Do this :: Copy out each line in the material below that has the word "прекращением".

Listed records ::
------------------------------------

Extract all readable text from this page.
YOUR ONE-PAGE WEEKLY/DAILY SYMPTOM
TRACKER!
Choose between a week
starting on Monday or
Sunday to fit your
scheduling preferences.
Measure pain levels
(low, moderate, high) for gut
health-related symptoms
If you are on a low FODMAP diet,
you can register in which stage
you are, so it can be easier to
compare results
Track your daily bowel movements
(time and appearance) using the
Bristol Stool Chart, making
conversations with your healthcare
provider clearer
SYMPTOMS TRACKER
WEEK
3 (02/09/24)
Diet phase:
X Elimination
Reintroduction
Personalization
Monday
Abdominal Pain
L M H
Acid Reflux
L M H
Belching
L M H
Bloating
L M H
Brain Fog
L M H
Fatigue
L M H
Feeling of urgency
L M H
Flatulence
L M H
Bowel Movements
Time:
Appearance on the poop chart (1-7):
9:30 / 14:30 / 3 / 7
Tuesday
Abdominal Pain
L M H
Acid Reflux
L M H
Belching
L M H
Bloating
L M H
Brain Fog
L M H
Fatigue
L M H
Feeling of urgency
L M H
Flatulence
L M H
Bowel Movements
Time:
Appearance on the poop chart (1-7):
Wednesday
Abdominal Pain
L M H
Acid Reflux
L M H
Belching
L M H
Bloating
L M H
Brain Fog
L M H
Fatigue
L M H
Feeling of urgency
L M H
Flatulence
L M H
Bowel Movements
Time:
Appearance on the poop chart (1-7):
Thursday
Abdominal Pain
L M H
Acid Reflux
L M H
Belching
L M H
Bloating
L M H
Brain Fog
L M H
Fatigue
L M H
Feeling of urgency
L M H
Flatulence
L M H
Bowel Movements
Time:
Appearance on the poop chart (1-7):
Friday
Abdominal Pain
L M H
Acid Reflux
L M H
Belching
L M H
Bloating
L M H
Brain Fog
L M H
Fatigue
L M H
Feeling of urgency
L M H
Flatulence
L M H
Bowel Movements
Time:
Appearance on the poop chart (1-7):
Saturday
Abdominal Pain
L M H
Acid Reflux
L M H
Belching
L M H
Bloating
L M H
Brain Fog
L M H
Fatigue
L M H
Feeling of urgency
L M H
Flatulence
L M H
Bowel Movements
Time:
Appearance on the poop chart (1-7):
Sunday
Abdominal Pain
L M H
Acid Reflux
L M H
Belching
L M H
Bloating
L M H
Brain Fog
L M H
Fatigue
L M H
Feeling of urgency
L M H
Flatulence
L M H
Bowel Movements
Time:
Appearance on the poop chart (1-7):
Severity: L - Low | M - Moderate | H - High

------------------------------------

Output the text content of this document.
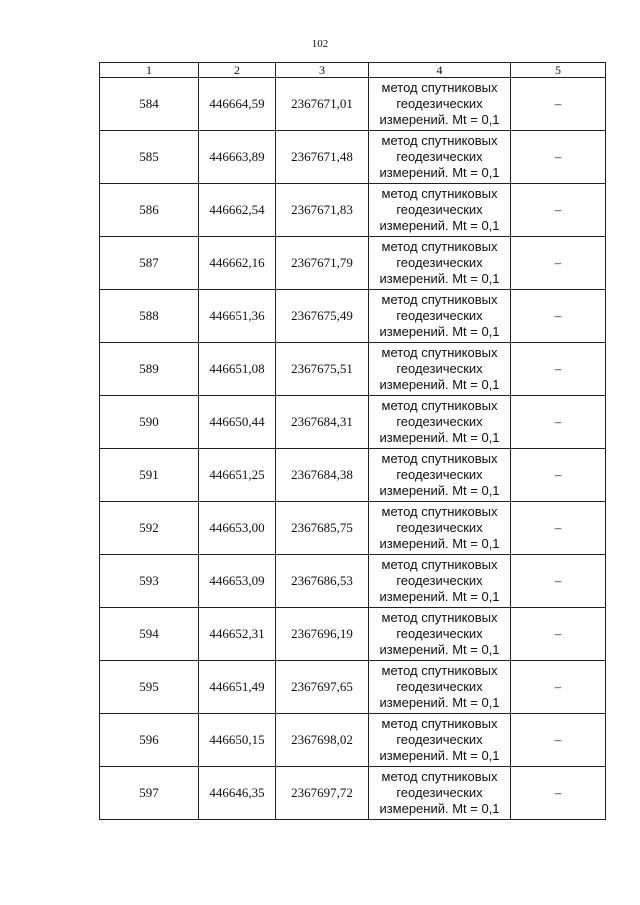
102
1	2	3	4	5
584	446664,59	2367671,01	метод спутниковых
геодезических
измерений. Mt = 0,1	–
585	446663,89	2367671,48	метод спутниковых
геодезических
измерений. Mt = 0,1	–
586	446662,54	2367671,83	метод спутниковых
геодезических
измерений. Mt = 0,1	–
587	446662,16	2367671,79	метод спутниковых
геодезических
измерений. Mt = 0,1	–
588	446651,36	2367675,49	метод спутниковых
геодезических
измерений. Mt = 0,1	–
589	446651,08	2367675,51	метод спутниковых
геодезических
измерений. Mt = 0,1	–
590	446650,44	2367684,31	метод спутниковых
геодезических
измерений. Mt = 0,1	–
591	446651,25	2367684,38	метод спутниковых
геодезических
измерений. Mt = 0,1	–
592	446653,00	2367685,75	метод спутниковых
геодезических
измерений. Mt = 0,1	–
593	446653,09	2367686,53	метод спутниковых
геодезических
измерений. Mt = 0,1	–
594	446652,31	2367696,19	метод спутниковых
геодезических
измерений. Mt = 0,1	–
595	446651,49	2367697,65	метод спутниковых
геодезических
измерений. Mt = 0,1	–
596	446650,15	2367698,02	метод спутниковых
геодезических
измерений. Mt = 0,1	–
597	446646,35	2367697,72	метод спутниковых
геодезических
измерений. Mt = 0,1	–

------------------------------------

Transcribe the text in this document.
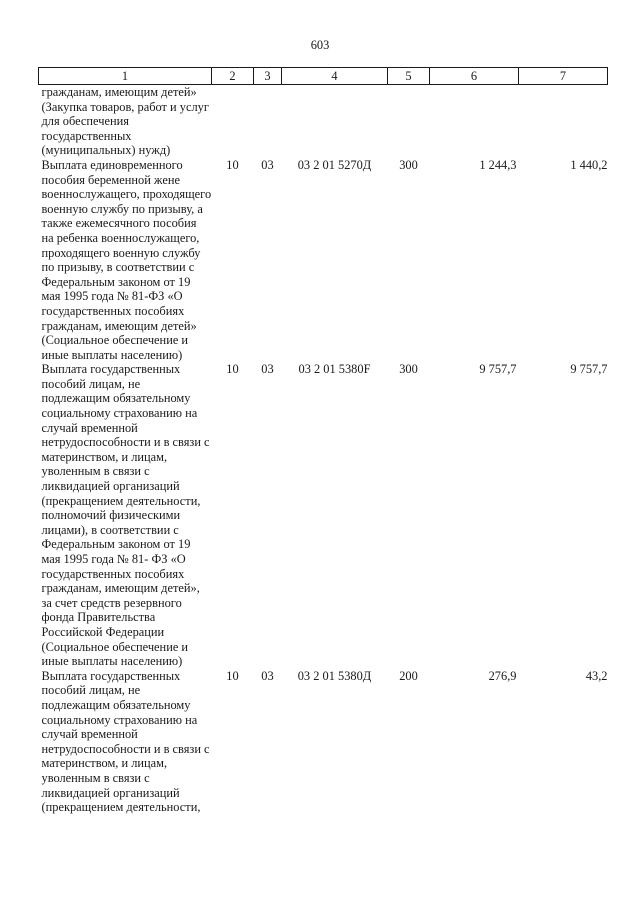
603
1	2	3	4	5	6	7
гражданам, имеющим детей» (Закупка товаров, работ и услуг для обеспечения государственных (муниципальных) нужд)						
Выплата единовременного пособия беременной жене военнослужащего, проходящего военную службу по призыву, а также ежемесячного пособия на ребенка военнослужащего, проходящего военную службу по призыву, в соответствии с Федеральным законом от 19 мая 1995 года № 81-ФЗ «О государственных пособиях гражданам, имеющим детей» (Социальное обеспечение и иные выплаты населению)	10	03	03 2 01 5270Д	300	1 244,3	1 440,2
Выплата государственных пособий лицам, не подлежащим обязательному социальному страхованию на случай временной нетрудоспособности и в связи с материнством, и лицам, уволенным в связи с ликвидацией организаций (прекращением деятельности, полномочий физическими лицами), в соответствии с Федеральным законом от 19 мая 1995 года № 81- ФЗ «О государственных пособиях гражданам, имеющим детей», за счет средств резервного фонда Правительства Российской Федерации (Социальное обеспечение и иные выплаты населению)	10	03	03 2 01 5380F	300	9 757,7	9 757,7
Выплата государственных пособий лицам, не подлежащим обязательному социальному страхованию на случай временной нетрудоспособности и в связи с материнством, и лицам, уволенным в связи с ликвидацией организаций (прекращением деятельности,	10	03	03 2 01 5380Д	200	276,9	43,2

------------------------------------

Written response ::
Выплата государственных пособий лицам, не подлежащим обязательному социальному страхованию на случай временной нетрудоспособности и в связи с материнством, и лицам, уволенным в связи с ликвидацией организаций (прекращением деятельности, полномочий физическими лицами), в соответствии с Федеральным законом от 19 мая 1995 года № 81- ФЗ «О государственных пособиях гражданам, имеющим детей», за счет средств резервного фонда Правительства Российской Федерации (Социальное обеспечение и иные выплаты населению)	10	03	03 2 01 5380F	300	9 757,7	9 757,7
Выплата государственных пособий лицам, не подлежащим обязательному социальному страхованию на случай временной нетрудоспособности и в связи с материнством, и лицам, уволенным в связи с ликвидацией организаций (прекращением деятельности,	10	03	03 2 01 5380Д	200	276,9	43,2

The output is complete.